For every line in the records that has the word "management", make a copy.

(Lines of data)
• • •

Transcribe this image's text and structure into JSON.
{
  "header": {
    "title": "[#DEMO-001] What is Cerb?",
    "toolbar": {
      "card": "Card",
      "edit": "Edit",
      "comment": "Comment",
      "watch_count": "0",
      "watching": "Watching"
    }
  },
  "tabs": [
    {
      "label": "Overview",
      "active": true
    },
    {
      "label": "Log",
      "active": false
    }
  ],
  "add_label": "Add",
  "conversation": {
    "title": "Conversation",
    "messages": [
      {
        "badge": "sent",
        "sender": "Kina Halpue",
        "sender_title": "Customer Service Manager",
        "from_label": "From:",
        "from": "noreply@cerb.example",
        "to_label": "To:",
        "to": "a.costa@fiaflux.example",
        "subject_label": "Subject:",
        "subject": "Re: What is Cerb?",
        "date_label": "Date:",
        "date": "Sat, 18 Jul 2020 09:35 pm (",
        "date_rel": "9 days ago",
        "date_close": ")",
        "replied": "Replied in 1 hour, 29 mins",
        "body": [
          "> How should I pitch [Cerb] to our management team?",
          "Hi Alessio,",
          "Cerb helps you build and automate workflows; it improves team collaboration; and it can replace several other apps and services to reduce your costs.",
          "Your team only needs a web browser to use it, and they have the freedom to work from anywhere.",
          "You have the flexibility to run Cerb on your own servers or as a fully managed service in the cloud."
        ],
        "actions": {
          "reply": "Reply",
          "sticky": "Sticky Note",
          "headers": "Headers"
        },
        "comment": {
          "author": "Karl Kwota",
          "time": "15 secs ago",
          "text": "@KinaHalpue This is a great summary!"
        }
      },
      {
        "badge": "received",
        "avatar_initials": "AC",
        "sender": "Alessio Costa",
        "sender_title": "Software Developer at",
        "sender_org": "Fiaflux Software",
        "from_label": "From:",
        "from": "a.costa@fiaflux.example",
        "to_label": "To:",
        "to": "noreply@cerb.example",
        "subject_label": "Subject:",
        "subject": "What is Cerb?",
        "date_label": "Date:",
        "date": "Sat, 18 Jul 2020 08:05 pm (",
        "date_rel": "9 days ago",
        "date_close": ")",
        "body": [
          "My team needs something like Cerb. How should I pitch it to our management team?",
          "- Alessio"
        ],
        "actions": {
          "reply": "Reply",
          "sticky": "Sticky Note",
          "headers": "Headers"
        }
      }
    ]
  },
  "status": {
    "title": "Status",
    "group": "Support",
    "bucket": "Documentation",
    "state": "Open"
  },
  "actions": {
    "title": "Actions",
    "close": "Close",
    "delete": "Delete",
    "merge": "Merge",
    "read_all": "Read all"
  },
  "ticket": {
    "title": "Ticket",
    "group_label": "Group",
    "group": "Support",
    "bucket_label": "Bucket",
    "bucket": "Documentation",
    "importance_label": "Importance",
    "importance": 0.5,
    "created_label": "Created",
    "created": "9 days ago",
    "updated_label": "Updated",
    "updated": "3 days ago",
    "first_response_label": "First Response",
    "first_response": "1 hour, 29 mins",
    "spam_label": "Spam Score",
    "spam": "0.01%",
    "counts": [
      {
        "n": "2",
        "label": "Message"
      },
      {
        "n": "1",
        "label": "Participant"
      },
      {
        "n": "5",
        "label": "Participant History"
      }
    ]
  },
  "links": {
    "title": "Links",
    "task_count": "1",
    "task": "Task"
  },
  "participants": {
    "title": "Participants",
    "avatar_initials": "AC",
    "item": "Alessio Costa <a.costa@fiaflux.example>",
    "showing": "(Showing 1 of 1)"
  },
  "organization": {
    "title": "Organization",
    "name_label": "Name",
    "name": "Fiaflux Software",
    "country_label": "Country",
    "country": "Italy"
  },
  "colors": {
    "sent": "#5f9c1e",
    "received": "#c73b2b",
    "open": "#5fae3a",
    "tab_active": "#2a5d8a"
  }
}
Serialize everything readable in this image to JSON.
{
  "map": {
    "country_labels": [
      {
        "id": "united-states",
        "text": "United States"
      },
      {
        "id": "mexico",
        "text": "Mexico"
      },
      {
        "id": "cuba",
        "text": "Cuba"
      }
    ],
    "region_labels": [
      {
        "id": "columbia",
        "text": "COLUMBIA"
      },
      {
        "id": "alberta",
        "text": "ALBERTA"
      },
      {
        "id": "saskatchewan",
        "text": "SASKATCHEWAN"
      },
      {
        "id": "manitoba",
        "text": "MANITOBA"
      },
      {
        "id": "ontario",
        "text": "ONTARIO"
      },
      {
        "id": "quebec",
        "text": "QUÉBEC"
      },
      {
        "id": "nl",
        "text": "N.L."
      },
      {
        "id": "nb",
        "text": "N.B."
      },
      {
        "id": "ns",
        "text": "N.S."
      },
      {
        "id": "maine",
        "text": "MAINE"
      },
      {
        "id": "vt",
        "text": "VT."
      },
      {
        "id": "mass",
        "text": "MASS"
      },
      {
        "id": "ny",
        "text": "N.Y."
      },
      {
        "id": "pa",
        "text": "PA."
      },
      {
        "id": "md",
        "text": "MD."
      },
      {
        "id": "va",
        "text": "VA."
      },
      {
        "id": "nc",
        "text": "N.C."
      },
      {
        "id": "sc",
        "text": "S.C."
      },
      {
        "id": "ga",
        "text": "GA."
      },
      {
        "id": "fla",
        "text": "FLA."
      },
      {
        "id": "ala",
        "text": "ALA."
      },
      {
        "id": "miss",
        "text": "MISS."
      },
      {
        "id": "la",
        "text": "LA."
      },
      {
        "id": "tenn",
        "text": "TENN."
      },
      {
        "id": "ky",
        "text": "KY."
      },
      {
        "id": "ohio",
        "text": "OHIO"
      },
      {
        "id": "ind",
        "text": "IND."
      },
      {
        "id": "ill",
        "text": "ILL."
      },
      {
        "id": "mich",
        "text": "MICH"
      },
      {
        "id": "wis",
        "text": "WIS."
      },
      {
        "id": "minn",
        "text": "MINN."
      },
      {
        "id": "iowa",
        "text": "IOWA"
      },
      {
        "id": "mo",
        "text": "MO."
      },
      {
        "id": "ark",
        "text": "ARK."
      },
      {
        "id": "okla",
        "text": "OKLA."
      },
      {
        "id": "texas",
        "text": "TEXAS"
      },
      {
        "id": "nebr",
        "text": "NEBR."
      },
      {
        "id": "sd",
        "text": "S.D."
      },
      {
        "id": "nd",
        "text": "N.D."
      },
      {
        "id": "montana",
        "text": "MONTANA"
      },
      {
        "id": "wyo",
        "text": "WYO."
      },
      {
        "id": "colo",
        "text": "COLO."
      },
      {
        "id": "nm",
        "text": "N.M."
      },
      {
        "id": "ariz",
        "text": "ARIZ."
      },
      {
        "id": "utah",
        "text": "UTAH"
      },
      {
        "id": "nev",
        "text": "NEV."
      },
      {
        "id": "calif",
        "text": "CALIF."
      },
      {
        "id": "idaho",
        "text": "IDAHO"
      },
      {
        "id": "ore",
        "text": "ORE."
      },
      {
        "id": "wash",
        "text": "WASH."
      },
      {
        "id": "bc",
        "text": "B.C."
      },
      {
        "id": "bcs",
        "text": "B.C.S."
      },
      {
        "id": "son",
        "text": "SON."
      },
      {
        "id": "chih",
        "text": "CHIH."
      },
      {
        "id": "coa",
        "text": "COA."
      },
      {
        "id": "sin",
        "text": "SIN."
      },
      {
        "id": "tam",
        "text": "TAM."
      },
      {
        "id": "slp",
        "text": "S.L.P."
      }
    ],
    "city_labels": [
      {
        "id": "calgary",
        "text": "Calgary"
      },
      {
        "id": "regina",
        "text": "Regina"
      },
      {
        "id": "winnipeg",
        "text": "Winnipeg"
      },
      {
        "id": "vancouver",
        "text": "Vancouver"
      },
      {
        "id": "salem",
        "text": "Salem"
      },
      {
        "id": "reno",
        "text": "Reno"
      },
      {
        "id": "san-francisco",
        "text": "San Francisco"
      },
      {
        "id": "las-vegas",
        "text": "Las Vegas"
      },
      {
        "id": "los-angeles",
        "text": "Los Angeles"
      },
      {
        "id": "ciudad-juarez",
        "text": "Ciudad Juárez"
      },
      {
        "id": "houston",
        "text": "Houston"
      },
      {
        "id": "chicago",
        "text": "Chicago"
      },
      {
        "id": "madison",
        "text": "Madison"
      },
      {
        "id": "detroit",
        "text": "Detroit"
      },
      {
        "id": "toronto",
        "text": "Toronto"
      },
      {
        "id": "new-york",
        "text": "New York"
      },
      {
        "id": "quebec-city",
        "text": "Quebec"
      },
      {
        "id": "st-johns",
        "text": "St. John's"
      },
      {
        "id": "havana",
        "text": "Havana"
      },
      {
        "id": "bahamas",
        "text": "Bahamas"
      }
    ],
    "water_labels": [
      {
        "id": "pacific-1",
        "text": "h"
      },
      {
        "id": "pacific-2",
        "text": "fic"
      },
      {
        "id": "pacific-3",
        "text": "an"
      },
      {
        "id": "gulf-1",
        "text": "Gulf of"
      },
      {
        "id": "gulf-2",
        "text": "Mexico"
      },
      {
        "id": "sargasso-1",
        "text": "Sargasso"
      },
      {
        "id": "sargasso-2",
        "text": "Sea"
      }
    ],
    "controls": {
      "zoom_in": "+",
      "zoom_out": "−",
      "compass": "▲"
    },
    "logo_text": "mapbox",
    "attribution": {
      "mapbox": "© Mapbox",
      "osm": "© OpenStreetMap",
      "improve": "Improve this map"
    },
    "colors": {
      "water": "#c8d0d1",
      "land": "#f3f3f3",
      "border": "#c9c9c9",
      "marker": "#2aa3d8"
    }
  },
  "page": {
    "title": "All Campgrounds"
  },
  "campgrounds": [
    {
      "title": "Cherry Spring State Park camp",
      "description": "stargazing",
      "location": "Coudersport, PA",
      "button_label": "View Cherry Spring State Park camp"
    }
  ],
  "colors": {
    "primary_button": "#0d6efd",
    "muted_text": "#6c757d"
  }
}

• • •

_Complete answer_
          "> How should I pitch [Cerb] to our management team?",
          "My team needs something like Cerb. How should I pitch it to our management team?",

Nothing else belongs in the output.